* [GIVEN PROBLEM] Lines that include the word "Recettes" are the ones to copy.
########
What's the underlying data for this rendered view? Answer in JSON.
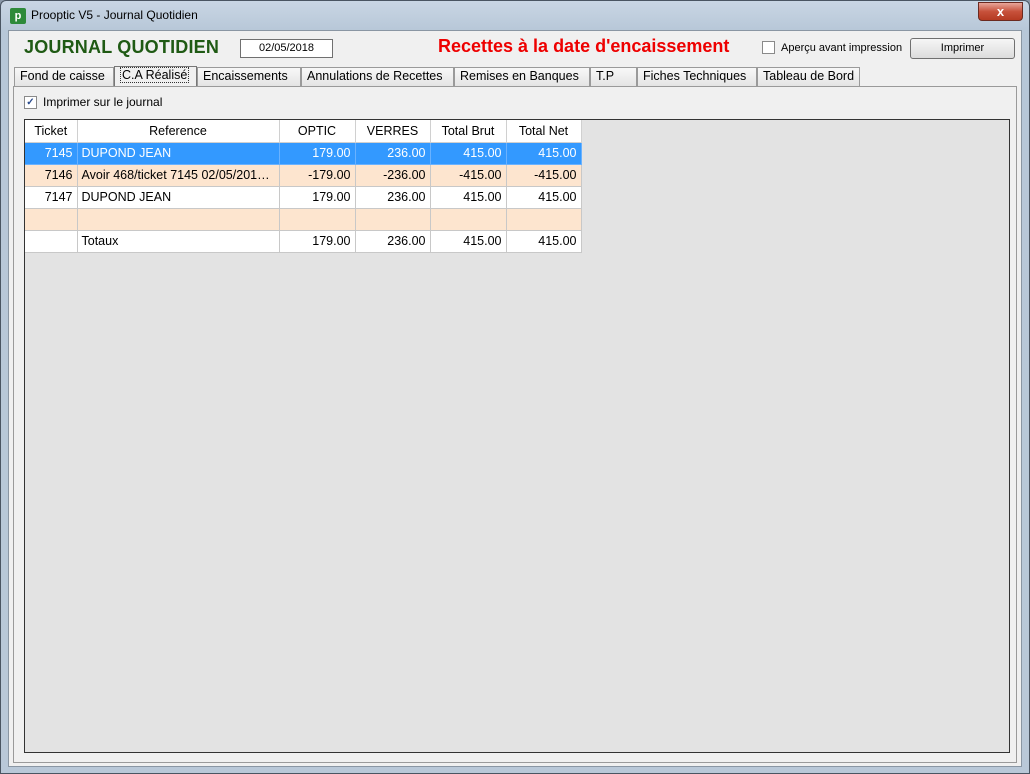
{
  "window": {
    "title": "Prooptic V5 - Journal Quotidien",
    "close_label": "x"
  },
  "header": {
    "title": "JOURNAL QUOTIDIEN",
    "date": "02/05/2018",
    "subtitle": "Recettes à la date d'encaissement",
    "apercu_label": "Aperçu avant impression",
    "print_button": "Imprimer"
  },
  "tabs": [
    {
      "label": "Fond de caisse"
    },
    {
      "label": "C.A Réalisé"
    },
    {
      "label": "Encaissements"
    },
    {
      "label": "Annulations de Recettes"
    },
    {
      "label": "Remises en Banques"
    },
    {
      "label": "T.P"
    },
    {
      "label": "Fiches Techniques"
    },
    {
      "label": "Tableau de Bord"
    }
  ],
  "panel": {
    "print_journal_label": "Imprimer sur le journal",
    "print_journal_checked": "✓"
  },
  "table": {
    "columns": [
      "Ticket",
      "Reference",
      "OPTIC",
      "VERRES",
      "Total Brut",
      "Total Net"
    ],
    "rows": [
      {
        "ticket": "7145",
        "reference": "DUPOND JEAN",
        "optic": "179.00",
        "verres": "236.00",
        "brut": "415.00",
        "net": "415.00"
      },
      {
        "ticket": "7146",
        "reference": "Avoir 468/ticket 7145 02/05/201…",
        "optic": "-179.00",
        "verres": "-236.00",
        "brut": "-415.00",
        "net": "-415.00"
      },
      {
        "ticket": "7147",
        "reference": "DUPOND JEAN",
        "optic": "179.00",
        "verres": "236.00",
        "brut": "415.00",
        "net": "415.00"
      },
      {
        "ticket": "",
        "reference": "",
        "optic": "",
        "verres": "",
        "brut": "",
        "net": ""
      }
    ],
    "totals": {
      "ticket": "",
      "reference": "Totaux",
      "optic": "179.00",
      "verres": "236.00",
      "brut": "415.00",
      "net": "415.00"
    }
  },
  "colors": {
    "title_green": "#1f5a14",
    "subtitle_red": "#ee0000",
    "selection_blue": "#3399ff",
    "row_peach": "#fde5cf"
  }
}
########
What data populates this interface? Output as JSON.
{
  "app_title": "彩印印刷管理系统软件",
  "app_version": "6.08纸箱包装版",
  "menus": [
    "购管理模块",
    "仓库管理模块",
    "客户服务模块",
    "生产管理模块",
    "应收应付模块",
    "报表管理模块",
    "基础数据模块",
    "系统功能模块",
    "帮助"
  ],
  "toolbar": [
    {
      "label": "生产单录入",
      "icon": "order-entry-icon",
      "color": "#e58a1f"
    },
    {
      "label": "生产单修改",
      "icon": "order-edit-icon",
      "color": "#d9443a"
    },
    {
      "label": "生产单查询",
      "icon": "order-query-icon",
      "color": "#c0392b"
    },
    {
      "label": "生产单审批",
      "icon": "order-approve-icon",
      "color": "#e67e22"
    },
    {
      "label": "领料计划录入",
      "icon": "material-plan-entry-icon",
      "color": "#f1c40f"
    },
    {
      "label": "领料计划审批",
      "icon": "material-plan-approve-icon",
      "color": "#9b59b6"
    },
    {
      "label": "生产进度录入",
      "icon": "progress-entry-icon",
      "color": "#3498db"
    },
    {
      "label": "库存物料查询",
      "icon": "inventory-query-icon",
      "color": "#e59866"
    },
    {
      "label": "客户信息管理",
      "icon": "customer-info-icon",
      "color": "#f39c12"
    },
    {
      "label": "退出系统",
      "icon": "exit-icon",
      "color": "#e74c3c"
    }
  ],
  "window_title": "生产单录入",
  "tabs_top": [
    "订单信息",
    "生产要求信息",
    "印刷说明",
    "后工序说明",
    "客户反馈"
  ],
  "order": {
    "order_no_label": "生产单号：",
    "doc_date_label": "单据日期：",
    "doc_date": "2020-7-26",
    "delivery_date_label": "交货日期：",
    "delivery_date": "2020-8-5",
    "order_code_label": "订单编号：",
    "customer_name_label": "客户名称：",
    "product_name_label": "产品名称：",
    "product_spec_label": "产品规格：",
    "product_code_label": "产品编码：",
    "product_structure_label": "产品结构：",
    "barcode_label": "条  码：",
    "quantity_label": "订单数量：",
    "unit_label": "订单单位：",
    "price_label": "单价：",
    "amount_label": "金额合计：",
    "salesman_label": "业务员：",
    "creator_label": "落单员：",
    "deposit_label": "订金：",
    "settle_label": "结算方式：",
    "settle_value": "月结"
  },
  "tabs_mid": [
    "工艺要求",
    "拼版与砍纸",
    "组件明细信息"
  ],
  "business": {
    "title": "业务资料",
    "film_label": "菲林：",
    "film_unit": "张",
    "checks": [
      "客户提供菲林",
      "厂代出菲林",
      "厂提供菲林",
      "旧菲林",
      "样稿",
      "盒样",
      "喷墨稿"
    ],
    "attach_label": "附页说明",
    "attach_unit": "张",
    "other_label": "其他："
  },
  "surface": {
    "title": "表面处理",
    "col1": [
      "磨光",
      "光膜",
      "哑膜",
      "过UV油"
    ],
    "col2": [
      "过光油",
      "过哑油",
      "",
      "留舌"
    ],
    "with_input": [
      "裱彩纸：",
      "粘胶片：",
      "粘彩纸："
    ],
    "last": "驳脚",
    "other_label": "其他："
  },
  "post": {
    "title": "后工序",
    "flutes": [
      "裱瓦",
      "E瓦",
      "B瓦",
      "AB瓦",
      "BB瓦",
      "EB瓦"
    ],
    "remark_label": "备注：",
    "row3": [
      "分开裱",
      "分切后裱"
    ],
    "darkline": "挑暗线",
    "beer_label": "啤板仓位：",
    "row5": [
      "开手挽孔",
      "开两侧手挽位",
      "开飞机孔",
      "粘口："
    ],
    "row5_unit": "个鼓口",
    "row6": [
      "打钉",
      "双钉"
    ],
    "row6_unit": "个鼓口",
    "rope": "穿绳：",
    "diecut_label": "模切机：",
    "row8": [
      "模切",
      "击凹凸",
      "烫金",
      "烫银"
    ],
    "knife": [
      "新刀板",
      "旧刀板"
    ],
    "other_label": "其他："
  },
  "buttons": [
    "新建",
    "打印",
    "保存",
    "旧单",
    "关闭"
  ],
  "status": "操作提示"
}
########
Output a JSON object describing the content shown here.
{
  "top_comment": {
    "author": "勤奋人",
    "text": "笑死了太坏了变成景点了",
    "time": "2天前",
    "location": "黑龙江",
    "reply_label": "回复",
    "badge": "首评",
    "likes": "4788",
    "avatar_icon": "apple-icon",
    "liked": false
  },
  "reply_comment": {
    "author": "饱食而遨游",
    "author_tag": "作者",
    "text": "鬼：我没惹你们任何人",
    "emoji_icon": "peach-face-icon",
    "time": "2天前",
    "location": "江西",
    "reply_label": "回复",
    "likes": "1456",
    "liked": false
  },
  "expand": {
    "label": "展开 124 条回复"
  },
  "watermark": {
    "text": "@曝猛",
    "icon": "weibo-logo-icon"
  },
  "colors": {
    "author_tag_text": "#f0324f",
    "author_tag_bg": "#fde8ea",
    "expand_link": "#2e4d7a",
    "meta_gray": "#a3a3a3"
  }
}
########
* [COMPLETE RESPONSE]
    "subtitle": "Recettes à la date d'encaissement",
      "label": "Annulations de Recettes"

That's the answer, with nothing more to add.